WHAT IS REQUIRED –
Copy each line of the material below that includes the string "lgan".

** start INPUT RECORDS **

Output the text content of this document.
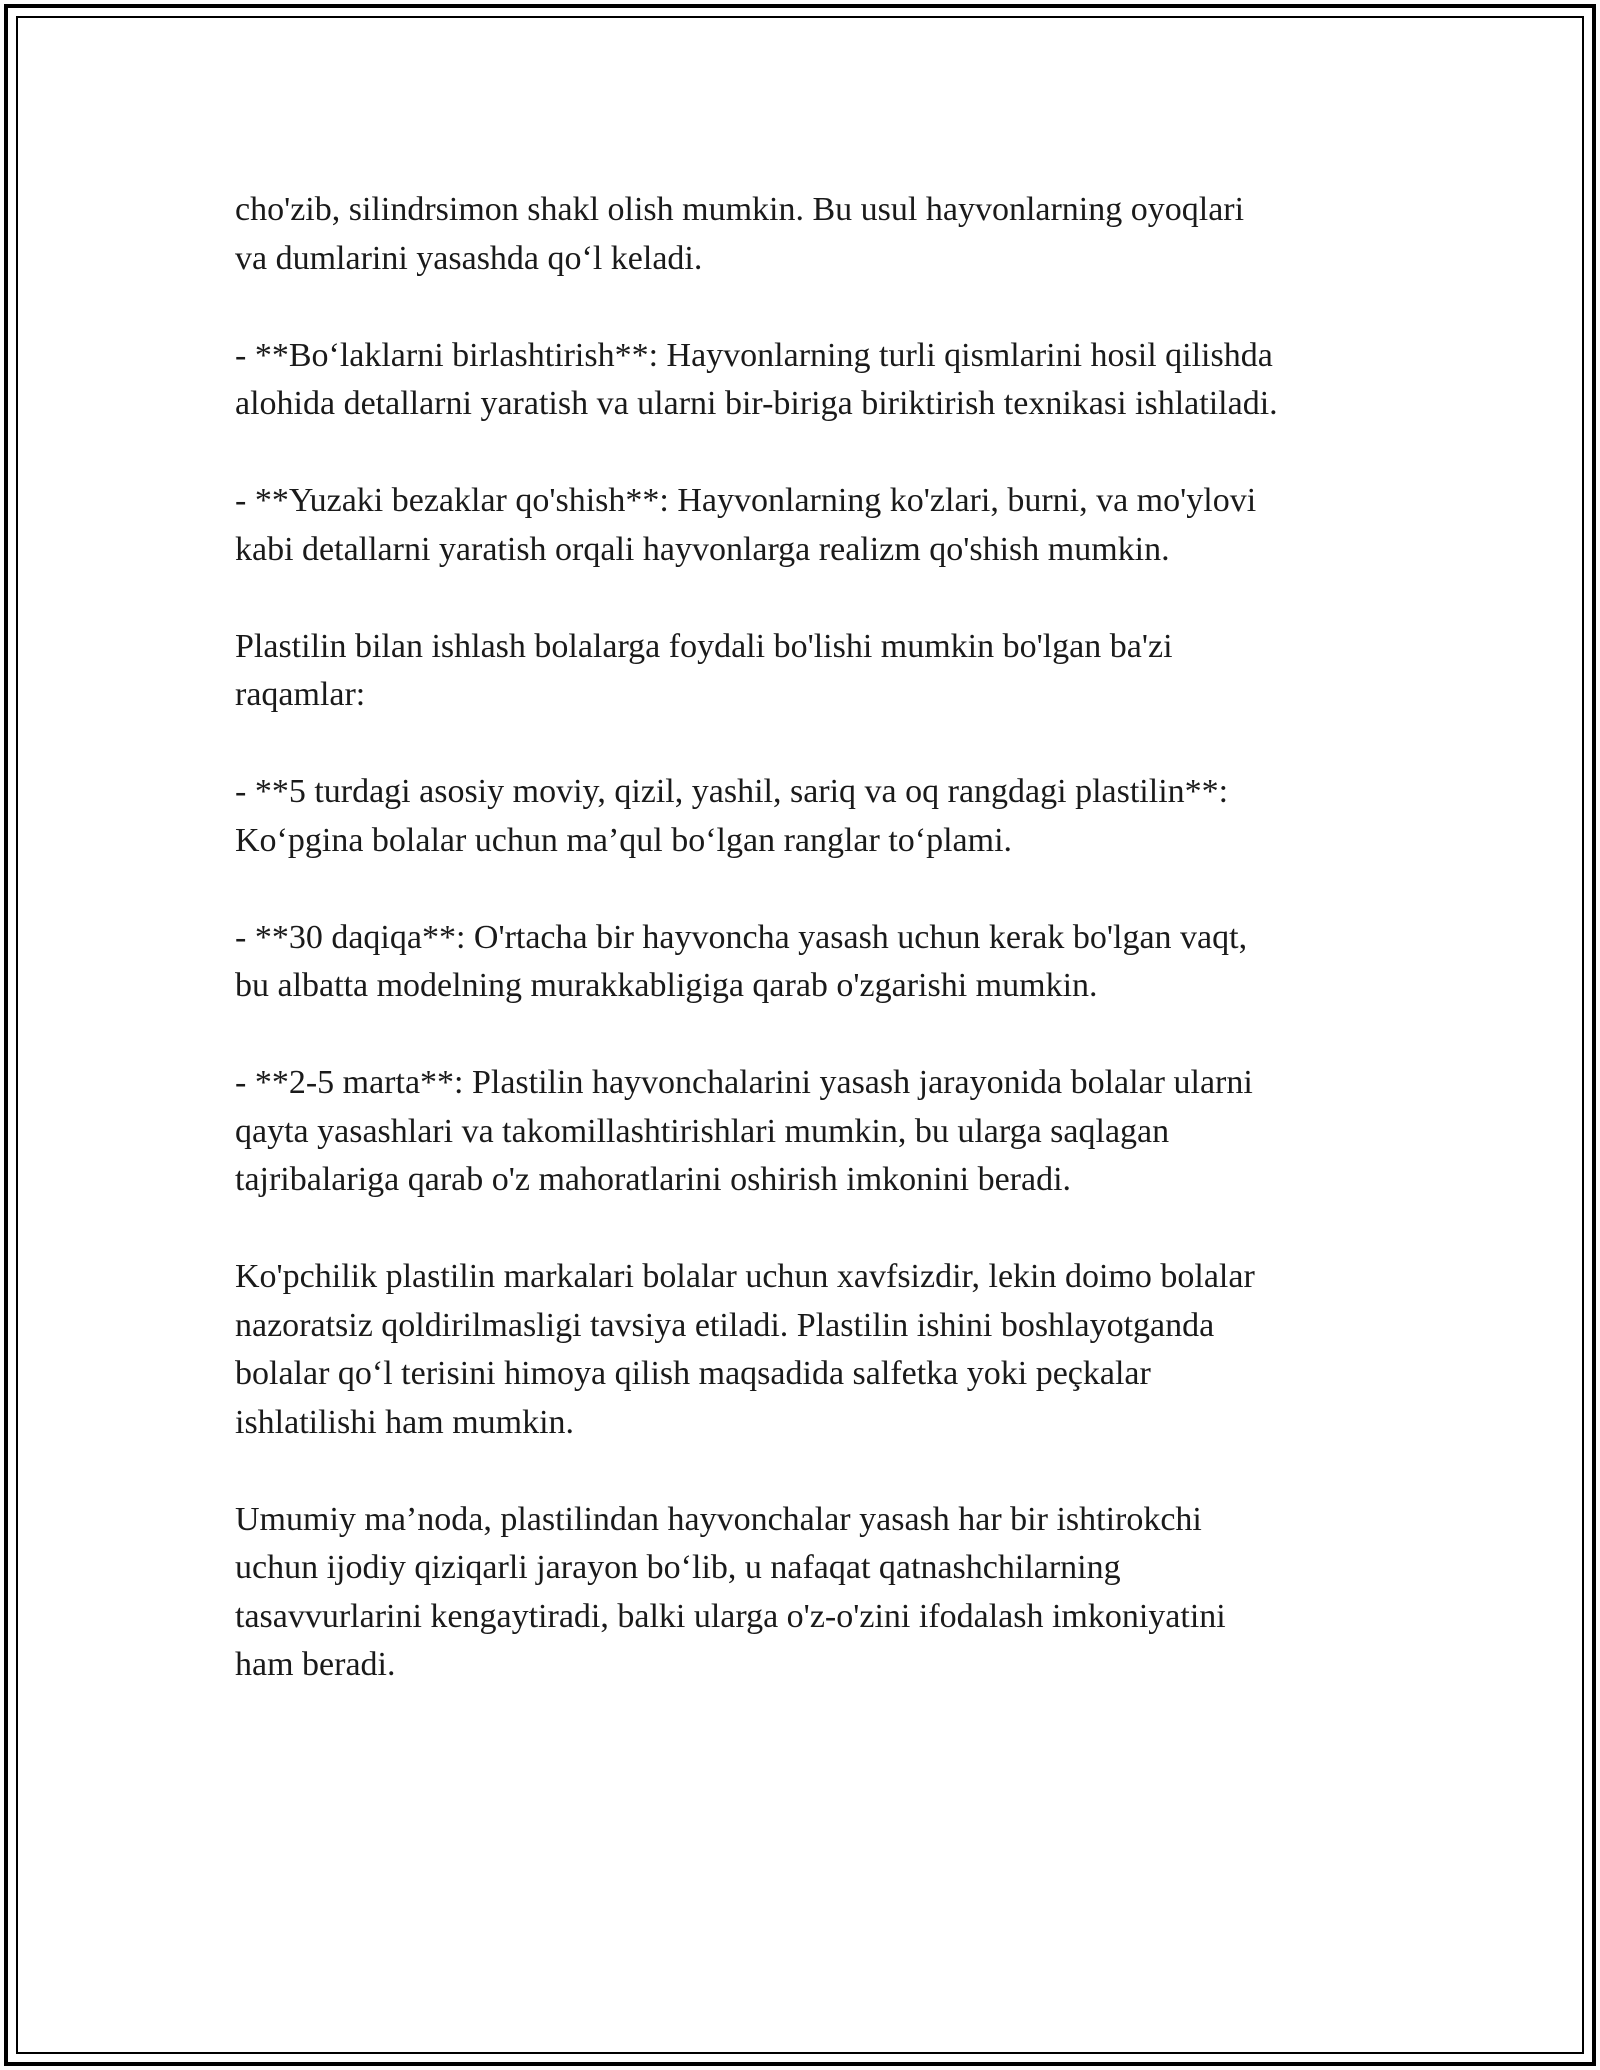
cho'zib, silindrsimon shakl olish mumkin. Bu usul hayvonlarning oyoqlari
va dumlarini yasashda qo‘l keladi.

- **Bo‘laklarni birlashtirish**: Hayvonlarning turli qismlarini hosil qilishda
alohida detallarni yaratish va ularni bir-biriga biriktirish texnikasi ishlatiladi.

- **Yuzaki bezaklar qo'shish**: Hayvonlarning ko'zlari, burni, va mo'ylovi
kabi detallarni yaratish orqali hayvonlarga realizm qo'shish mumkin.

Plastilin bilan ishlash bolalarga foydali bo'lishi mumkin bo'lgan ba'zi
raqamlar:

- **5 turdagi asosiy moviy, qizil, yashil, sariq va oq rangdagi plastilin**:
Ko‘pgina bolalar uchun ma’qul bo‘lgan ranglar to‘plami.

- **30 daqiqa**: O'rtacha bir hayvoncha yasash uchun kerak bo'lgan vaqt,
bu albatta modelning murakkabligiga qarab o'zgarishi mumkin.

- **2-5 marta**: Plastilin hayvonchalarini yasash jarayonida bolalar ularni
qayta yasashlari va takomillashtirishlari mumkin, bu ularga saqlagan
tajribalariga qarab o'z mahoratlarini oshirish imkonini beradi.

Ko'pchilik plastilin markalari bolalar uchun xavfsizdir, lekin doimo bolalar
nazoratsiz qoldirilmasligi tavsiya etiladi. Plastilin ishini boshlayotganda
bolalar qo‘l terisini himoya qilish maqsadida salfetka yoki peçkalar
ishlatilishi ham mumkin.

Umumiy ma’noda, plastilindan hayvonchalar yasash har bir ishtirokchi
uchun ijodiy qiziqarli jarayon bo‘lib, u nafaqat qatnashchilarning
tasavvurlarini kengaytiradi, balki ularga o'z-o'zini ifodalash imkoniyatini
ham beradi.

** end INPUT RECORDS **

ANSWER TO THE PROBLEM –
Plastilin bilan ishlash bolalarga foydali bo'lishi mumkin bo'lgan ba'zi
Ko‘pgina bolalar uchun ma’qul bo‘lgan ranglar to‘plami.
- **30 daqiqa**: O'rtacha bir hayvoncha yasash uchun kerak bo'lgan vaqt,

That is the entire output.